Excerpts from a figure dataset
* start *

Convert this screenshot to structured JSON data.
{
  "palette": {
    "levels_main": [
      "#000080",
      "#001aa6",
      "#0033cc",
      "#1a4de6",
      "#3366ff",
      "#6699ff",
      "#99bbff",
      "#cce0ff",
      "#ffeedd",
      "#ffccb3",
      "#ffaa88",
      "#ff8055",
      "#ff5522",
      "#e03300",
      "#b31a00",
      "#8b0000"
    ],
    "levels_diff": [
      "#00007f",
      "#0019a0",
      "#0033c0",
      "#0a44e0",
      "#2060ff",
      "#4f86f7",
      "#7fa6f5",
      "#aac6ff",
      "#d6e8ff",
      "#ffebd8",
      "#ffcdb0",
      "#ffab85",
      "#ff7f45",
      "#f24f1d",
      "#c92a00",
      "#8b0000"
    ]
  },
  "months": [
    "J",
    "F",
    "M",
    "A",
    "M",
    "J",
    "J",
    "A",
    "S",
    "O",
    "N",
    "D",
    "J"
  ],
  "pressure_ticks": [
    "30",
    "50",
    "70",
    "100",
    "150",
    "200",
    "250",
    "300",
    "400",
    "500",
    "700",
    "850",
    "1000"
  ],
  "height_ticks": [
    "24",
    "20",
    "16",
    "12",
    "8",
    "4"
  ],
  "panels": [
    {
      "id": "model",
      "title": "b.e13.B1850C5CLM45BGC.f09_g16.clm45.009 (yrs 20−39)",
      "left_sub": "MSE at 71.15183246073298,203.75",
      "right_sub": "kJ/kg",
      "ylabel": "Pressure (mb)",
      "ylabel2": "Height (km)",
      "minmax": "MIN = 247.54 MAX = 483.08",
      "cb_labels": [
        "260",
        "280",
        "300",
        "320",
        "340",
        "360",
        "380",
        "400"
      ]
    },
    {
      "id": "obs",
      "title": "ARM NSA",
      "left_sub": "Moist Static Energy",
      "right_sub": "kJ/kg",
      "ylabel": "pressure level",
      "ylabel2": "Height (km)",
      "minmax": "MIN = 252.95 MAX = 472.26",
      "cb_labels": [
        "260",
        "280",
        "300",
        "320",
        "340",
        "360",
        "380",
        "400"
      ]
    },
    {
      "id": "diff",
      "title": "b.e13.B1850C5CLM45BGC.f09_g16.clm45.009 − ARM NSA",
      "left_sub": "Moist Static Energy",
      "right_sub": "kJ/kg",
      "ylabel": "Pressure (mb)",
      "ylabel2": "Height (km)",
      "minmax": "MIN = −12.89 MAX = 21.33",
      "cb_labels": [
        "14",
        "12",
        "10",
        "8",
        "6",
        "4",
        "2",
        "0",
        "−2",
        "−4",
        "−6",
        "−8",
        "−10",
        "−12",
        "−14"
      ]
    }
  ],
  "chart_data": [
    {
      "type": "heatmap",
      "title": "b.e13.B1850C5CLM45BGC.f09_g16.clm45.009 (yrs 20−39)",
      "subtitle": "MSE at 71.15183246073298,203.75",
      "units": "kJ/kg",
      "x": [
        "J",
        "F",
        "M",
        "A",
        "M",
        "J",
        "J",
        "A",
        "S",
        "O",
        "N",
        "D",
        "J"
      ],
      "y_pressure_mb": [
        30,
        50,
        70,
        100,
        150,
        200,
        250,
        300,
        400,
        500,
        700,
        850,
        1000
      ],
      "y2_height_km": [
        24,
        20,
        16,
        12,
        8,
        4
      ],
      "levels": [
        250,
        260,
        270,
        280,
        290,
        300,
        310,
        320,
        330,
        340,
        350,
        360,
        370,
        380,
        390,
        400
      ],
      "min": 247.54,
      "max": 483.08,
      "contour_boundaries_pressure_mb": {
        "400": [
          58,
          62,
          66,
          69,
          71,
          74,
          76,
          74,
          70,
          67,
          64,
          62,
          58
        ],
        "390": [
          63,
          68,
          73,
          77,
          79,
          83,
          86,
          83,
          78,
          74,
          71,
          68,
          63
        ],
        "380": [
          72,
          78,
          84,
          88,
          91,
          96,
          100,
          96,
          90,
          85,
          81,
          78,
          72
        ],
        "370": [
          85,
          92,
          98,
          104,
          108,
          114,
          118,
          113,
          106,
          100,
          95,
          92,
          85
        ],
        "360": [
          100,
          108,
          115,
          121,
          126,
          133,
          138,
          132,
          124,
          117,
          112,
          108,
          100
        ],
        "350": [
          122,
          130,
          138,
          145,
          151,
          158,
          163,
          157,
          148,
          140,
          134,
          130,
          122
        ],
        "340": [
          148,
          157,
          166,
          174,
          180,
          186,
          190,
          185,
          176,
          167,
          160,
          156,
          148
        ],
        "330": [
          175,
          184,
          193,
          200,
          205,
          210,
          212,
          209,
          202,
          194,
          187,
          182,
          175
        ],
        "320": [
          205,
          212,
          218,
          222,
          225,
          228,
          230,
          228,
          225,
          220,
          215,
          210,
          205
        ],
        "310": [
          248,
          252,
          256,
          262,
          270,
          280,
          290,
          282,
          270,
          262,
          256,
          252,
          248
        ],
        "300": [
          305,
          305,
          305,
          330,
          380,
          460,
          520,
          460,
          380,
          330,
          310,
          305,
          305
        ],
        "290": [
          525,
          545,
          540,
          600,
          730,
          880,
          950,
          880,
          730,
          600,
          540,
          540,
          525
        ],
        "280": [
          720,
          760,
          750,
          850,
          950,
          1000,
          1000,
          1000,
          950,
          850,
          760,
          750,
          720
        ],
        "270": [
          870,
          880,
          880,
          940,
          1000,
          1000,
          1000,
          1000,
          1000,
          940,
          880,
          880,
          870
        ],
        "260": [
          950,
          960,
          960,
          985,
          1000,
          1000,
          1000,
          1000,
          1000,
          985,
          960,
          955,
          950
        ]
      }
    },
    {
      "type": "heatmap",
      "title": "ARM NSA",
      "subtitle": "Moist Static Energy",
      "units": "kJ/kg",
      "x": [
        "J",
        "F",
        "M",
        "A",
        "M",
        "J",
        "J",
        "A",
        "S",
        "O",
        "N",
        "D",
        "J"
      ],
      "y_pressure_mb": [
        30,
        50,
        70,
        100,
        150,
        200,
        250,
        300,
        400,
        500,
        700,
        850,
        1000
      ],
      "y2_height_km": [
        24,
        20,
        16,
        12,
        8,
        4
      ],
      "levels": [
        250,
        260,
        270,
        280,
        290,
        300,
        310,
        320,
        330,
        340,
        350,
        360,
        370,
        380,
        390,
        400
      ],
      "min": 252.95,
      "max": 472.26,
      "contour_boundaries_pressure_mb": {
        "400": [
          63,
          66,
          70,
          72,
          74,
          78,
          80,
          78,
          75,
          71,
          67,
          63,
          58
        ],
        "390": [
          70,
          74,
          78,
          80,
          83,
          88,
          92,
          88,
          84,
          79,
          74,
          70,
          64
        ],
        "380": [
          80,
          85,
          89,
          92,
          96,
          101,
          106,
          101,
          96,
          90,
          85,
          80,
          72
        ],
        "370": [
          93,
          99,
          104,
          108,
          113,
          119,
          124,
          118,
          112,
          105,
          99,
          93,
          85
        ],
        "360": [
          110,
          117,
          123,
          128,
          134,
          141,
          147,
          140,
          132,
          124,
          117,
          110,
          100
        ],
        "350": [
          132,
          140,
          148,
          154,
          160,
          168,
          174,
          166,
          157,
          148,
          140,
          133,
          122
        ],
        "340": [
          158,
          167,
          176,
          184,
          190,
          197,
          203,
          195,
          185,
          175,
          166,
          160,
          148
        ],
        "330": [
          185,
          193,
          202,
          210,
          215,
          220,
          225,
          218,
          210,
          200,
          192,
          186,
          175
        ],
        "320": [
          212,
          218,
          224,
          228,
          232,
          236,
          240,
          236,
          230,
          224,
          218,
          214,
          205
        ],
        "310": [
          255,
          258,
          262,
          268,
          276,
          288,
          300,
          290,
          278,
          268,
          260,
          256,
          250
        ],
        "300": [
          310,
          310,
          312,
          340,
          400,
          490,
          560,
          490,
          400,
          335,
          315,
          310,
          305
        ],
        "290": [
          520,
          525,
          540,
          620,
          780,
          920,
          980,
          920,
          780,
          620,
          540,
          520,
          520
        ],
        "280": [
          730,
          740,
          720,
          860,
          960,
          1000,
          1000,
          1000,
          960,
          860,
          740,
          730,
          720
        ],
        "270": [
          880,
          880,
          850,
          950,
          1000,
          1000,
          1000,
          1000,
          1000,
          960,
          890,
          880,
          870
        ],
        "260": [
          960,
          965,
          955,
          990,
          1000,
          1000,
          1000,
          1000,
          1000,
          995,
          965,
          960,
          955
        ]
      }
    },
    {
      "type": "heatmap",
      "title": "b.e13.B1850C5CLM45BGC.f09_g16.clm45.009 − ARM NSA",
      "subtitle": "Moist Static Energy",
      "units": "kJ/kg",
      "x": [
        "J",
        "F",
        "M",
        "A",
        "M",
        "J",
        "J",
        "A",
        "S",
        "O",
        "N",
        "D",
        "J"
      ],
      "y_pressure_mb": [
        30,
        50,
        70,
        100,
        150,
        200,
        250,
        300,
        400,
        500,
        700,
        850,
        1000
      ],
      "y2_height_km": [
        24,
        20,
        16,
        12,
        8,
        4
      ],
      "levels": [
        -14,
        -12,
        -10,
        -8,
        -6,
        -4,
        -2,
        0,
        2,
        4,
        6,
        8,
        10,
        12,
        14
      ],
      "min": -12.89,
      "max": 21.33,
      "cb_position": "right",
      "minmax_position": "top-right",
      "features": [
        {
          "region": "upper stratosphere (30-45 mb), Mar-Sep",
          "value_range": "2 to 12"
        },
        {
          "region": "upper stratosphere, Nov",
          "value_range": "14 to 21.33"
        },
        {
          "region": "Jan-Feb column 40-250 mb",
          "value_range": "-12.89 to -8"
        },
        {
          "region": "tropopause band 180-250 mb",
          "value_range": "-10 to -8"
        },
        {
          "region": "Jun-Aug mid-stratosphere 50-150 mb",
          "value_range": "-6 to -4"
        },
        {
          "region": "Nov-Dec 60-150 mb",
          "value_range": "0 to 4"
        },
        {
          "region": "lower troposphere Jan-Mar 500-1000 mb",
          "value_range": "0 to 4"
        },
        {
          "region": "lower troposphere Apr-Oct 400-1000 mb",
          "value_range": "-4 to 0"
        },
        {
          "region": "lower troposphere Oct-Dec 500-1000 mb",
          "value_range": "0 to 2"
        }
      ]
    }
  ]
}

* end *

» **Problem**: Identify and copy lines that hold the string "upper".

» **Response to this exercise**:
          "region": "upper stratosphere (30-45 mb), Mar-Sep",
          "region": "upper stratosphere, Nov",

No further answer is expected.